Required work: Report, word for word, every line of the material that contains "JSON".

** Begin Stored rows **

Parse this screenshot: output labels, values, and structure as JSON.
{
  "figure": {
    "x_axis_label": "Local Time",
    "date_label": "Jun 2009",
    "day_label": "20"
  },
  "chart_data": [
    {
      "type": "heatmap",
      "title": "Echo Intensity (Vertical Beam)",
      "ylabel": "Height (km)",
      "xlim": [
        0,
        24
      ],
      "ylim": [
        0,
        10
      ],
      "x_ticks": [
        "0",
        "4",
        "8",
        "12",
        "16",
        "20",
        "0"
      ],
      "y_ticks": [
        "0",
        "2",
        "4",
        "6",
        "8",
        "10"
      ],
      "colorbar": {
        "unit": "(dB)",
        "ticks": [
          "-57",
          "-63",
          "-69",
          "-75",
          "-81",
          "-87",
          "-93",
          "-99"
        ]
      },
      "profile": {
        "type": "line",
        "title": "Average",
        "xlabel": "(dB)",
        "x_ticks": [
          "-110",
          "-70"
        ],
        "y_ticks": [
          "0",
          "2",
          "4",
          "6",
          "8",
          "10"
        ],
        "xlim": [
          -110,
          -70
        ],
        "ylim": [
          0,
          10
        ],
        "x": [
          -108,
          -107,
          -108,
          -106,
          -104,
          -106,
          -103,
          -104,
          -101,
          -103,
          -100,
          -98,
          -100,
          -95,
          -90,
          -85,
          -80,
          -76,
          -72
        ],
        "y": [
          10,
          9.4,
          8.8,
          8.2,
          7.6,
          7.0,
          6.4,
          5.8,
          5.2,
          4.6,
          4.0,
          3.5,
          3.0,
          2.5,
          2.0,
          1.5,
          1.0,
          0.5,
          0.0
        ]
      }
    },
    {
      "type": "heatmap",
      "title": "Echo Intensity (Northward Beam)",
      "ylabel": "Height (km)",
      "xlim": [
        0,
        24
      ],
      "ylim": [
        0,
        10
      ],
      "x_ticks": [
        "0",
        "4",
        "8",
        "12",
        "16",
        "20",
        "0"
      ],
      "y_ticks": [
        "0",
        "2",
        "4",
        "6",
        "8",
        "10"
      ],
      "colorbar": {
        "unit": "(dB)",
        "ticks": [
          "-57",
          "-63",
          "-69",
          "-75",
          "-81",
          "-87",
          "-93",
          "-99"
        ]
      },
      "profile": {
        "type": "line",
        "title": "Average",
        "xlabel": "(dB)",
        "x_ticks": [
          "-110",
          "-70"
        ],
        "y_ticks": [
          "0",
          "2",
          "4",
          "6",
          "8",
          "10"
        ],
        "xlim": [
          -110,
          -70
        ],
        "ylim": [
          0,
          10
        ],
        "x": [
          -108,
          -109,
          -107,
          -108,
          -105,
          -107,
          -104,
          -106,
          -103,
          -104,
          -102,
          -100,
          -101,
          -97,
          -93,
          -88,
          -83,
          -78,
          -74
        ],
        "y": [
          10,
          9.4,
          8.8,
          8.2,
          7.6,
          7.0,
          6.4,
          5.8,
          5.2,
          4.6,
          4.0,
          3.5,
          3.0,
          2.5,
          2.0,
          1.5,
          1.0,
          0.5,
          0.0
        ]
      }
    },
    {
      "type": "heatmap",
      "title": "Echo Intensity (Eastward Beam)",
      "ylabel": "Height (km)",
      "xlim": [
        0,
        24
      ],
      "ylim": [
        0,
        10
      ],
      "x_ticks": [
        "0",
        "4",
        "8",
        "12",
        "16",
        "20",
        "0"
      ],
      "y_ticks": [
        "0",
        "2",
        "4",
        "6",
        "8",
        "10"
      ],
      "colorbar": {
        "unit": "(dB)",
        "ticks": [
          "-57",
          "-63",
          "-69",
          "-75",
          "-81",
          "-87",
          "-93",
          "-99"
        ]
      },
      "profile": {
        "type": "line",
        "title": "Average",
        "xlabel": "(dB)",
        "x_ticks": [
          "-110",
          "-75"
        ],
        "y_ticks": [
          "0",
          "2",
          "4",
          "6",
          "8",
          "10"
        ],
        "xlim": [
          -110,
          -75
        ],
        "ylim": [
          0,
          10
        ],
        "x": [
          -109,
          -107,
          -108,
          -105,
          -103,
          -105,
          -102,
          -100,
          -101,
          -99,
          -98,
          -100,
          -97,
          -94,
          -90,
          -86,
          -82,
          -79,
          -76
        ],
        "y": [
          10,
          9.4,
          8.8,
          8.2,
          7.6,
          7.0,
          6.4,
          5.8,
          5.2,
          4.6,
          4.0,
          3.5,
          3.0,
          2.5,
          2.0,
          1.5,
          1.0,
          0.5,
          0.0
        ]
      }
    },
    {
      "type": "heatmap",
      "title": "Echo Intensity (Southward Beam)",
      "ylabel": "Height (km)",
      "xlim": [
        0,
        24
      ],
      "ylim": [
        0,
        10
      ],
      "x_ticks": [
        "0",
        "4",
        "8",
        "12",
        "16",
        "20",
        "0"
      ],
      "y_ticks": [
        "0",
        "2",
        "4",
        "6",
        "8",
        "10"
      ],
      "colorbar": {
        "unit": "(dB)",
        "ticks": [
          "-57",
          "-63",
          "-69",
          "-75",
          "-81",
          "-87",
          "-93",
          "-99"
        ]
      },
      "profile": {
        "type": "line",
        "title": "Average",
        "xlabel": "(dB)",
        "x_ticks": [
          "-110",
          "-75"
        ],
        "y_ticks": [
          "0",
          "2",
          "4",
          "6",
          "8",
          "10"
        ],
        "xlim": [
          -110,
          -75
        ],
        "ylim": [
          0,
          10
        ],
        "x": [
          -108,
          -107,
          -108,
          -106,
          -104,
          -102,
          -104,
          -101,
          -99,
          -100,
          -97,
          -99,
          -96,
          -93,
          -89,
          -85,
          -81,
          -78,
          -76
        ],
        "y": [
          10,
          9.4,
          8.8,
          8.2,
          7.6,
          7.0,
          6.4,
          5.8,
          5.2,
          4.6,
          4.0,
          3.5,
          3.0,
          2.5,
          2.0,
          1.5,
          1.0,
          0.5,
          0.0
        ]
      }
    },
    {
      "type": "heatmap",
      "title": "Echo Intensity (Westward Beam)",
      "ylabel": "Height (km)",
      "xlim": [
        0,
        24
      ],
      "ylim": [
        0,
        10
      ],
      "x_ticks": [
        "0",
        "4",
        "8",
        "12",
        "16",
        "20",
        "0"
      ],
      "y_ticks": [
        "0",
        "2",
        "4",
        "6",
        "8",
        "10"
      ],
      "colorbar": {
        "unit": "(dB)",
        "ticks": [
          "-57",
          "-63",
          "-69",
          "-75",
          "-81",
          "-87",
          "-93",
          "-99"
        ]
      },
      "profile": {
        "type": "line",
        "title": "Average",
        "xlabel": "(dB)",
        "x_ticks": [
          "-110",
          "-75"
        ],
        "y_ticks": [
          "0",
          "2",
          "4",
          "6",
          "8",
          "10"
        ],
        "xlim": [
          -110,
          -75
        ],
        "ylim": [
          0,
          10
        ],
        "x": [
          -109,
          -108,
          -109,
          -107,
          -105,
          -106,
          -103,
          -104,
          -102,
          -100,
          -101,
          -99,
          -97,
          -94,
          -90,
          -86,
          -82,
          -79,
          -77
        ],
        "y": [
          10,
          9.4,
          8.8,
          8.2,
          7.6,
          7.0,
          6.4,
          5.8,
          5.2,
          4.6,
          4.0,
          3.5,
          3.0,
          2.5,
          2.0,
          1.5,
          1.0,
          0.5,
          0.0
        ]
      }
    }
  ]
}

** End Stored rows **
** Begin Stored rows **

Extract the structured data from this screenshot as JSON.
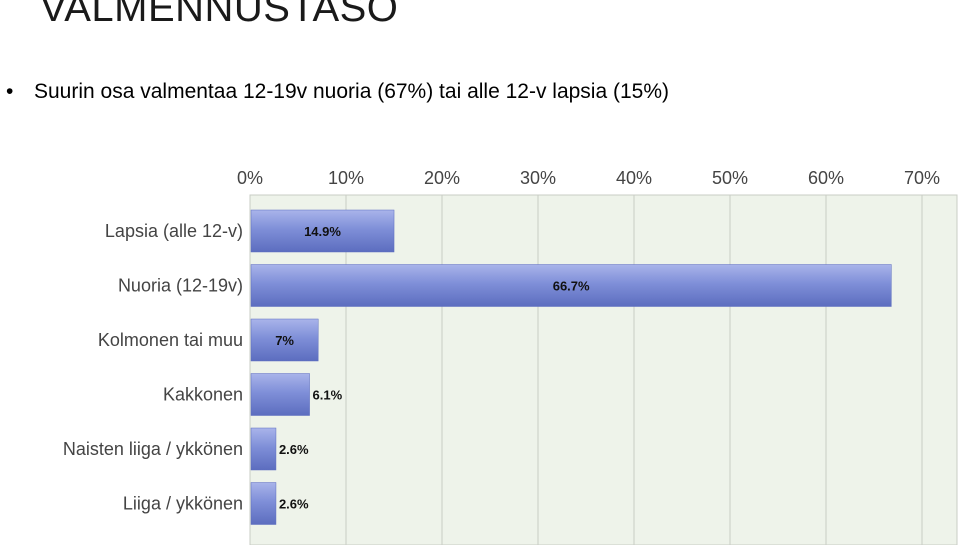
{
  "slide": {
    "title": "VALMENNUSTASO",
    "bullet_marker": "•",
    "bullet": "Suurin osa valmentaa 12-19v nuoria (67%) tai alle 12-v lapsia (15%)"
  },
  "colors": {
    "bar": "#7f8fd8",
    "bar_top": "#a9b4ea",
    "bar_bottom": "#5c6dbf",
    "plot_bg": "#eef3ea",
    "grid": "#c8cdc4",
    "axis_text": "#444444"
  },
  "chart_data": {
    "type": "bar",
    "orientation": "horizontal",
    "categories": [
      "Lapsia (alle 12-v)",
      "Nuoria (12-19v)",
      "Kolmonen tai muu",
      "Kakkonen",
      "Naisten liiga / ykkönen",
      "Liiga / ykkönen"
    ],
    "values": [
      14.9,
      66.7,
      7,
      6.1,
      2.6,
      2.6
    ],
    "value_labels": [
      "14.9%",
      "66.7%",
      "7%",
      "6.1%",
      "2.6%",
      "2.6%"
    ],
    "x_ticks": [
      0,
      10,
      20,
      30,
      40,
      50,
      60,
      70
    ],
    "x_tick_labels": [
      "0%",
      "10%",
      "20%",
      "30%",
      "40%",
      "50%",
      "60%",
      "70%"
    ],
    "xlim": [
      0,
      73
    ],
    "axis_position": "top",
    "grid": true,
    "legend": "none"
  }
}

** End Stored rows **

Solution for this task:
Parse this screenshot: output labels, values, and structure as JSON.
Extract the structured data from this screenshot as JSON.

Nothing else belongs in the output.